__WRITTEN REQUEST__: Copy the data precisely, character for character, and leave out every picture.
━━━ INPUT MATERIAL
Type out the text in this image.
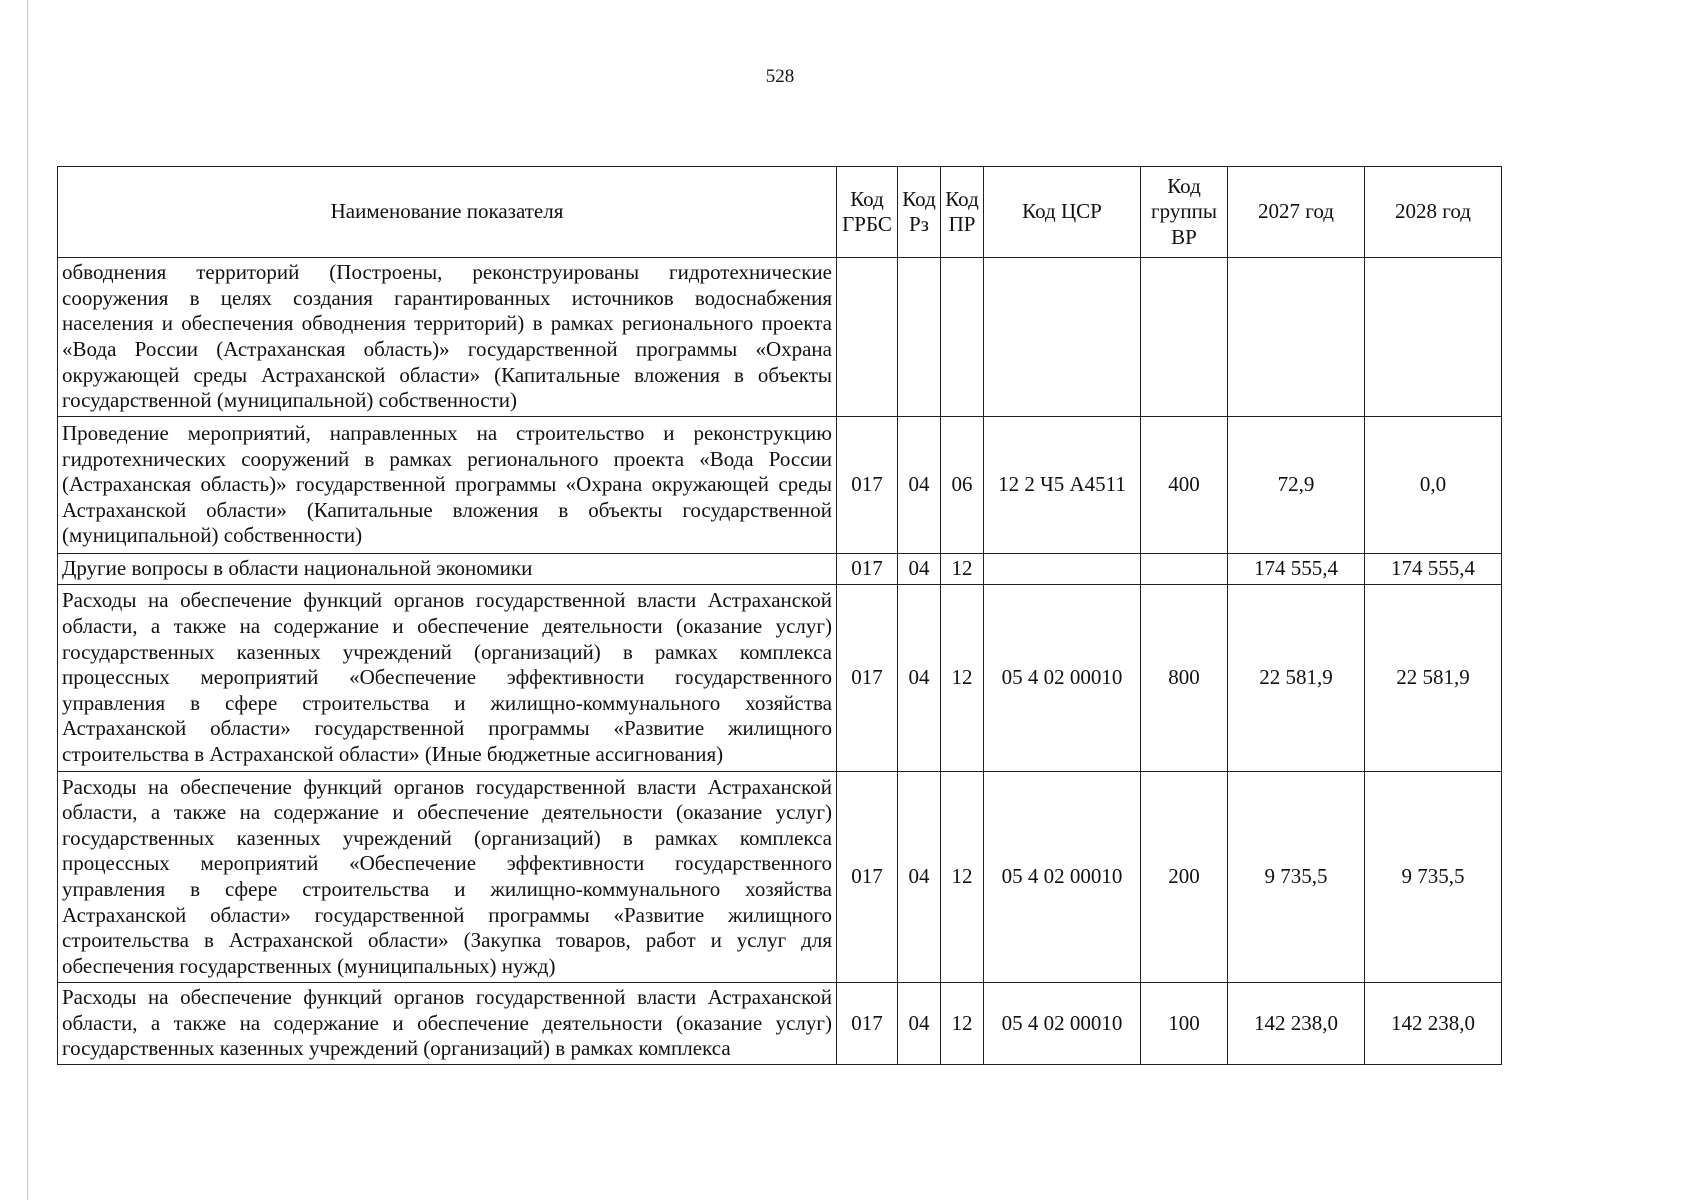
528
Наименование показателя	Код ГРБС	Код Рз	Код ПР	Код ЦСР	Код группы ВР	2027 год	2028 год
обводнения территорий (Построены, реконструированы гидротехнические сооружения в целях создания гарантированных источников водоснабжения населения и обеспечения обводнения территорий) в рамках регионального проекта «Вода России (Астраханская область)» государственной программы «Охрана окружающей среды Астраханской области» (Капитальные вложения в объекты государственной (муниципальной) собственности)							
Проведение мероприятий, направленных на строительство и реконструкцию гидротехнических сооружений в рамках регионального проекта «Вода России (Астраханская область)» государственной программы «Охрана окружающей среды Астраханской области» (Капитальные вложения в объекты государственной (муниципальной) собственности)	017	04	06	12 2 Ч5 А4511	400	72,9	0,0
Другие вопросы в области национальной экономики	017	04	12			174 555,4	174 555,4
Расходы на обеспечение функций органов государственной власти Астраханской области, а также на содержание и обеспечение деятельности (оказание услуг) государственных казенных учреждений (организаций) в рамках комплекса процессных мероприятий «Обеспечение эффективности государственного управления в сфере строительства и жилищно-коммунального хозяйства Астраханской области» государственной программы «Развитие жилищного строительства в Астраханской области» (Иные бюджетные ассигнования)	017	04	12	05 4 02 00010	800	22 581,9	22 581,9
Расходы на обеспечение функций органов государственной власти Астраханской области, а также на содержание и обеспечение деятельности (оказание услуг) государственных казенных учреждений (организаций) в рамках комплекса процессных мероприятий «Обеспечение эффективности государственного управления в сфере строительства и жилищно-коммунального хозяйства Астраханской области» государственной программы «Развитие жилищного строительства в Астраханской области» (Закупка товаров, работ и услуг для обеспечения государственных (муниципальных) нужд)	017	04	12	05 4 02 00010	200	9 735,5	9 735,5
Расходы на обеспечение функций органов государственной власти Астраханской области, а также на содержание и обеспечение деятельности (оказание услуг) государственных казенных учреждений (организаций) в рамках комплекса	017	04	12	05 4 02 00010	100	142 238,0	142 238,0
━━━━━━
__RESPONSE TO THE EXERCISE__:
Type out the text in this image.
528
Наименование показателя	Код ГРБС	Код Рз	Код ПР	Код ЦСР	Код группы ВР	2027 год	2028 год
обводнения территорий (Построены, реконструированы гидротехнические сооружения в целях создания гарантированных источников водоснабжения населения и обеспечения обводнения территорий) в рамках регионального проекта «Вода России (Астраханская область)» государственной программы «Охрана окружающей среды Астраханской области» (Капитальные вложения в объекты государственной (муниципальной) собственности)							
Проведение мероприятий, направленных на строительство и реконструкцию гидротехнических сооружений в рамках регионального проекта «Вода России (Астраханская область)» государственной программы «Охрана окружающей среды Астраханской области» (Капитальные вложения в объекты государственной (муниципальной) собственности)	017	04	06	12 2 Ч5 А4511	400	72,9	0,0
Другие вопросы в области национальной экономики	017	04	12			174 555,4	174 555,4
Расходы на обеспечение функций органов государственной власти Астраханской области, а также на содержание и обеспечение деятельности (оказание услуг) государственных казенных учреждений (организаций) в рамках комплекса процессных мероприятий «Обеспечение эффективности государственного управления в сфере строительства и жилищно-коммунального хозяйства Астраханской области» государственной программы «Развитие жилищного строительства в Астраханской области» (Иные бюджетные ассигнования)	017	04	12	05 4 02 00010	800	22 581,9	22 581,9
Расходы на обеспечение функций органов государственной власти Астраханской области, а также на содержание и обеспечение деятельности (оказание услуг) государственных казенных учреждений (организаций) в рамках комплекса процессных мероприятий «Обеспечение эффективности государственного управления в сфере строительства и жилищно-коммунального хозяйства Астраханской области» государственной программы «Развитие жилищного строительства в Астраханской области» (Закупка товаров, работ и услуг для обеспечения государственных (муниципальных) нужд)	017	04	12	05 4 02 00010	200	9 735,5	9 735,5
Расходы на обеспечение функций органов государственной власти Астраханской области, а также на содержание и обеспечение деятельности (оказание услуг) государственных казенных учреждений (организаций) в рамках комплекса	017	04	12	05 4 02 00010	100	142 238,0	142 238,0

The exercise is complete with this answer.